• **SHORT PROBLEM**:
Search the data for the string "Guidry" and extract every line where it appears.
[Start INPUT MATERIAL]
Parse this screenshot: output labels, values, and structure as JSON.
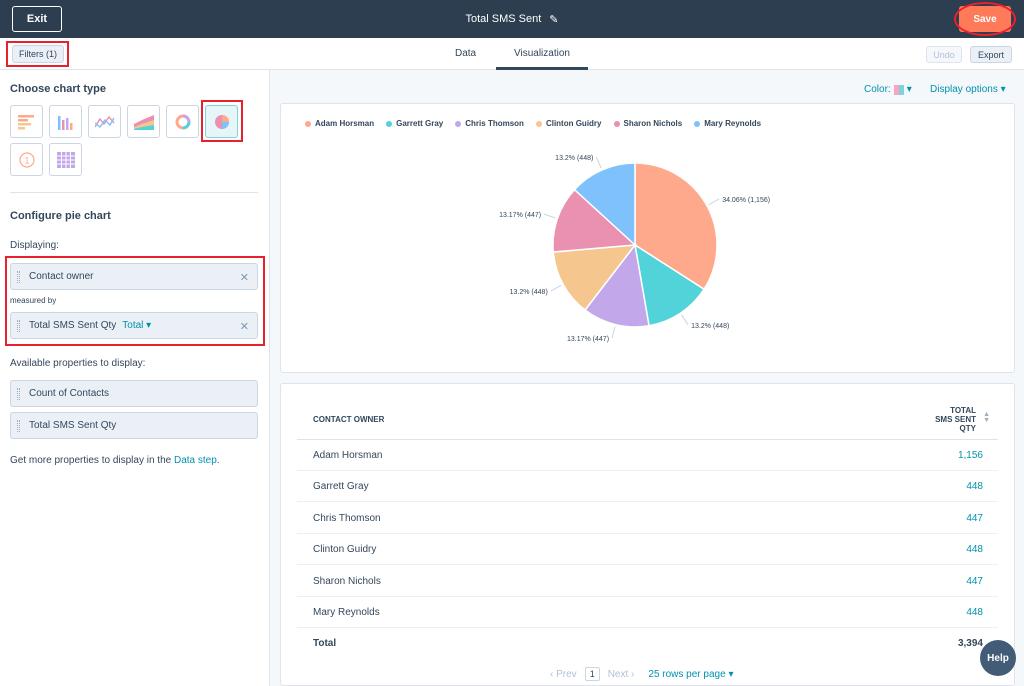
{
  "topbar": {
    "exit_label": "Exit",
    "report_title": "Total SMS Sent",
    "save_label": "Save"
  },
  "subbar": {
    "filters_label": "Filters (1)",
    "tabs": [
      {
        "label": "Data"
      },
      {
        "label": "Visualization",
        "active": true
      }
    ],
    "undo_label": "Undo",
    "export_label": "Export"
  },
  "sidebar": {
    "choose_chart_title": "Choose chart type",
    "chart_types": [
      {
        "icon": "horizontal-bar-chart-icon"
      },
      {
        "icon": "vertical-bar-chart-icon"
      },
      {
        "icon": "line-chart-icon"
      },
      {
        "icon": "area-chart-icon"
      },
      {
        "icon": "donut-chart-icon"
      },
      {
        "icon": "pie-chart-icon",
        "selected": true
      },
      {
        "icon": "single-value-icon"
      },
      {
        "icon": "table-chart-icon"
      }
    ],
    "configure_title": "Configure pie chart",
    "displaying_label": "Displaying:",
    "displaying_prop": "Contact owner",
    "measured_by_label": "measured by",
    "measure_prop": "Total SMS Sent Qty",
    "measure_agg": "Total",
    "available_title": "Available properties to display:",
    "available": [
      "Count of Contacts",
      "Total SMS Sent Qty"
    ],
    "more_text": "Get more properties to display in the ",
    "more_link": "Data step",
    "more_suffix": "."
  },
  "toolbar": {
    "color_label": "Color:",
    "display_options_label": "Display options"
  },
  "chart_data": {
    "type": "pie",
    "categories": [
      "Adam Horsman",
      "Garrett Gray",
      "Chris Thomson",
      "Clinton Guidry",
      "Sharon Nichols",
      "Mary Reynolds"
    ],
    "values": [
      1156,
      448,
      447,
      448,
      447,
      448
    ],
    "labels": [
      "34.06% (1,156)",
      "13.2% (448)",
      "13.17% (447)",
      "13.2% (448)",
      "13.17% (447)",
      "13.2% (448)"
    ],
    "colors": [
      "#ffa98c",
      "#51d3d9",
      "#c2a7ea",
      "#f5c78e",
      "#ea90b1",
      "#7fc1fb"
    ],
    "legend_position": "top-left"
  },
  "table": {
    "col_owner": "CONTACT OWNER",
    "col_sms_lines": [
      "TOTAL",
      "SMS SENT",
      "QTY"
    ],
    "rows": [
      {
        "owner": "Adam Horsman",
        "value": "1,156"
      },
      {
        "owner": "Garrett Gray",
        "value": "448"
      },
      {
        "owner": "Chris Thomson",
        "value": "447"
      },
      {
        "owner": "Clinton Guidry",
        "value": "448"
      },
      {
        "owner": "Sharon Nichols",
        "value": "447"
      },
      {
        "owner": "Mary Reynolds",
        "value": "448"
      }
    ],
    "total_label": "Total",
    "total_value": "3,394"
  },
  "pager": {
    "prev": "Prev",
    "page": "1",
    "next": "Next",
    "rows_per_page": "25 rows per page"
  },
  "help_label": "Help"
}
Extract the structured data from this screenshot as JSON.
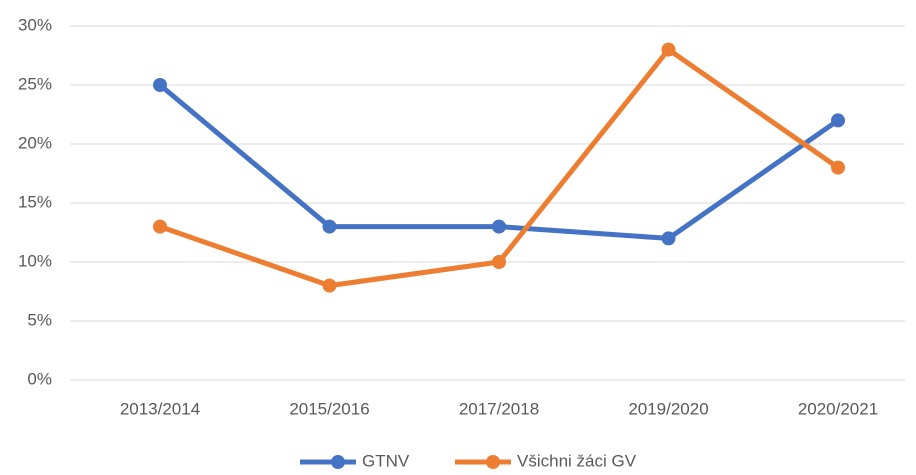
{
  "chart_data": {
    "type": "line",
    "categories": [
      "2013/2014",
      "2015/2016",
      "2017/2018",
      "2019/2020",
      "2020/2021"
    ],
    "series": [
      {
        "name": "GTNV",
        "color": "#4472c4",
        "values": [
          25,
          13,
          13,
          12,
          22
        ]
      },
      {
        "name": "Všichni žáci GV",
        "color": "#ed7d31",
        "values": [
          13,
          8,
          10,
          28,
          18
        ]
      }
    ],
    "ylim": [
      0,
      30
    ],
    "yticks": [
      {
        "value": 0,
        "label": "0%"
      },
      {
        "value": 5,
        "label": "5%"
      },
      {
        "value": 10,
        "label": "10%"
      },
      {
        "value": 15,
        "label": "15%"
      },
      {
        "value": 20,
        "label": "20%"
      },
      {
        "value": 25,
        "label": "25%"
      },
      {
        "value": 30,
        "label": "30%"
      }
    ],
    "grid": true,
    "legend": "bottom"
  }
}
[End INPUT MATERIAL]
• **WRITTEN ANSWER**:
      "Clinton Guidry",
        "owner": "Clinton Guidry",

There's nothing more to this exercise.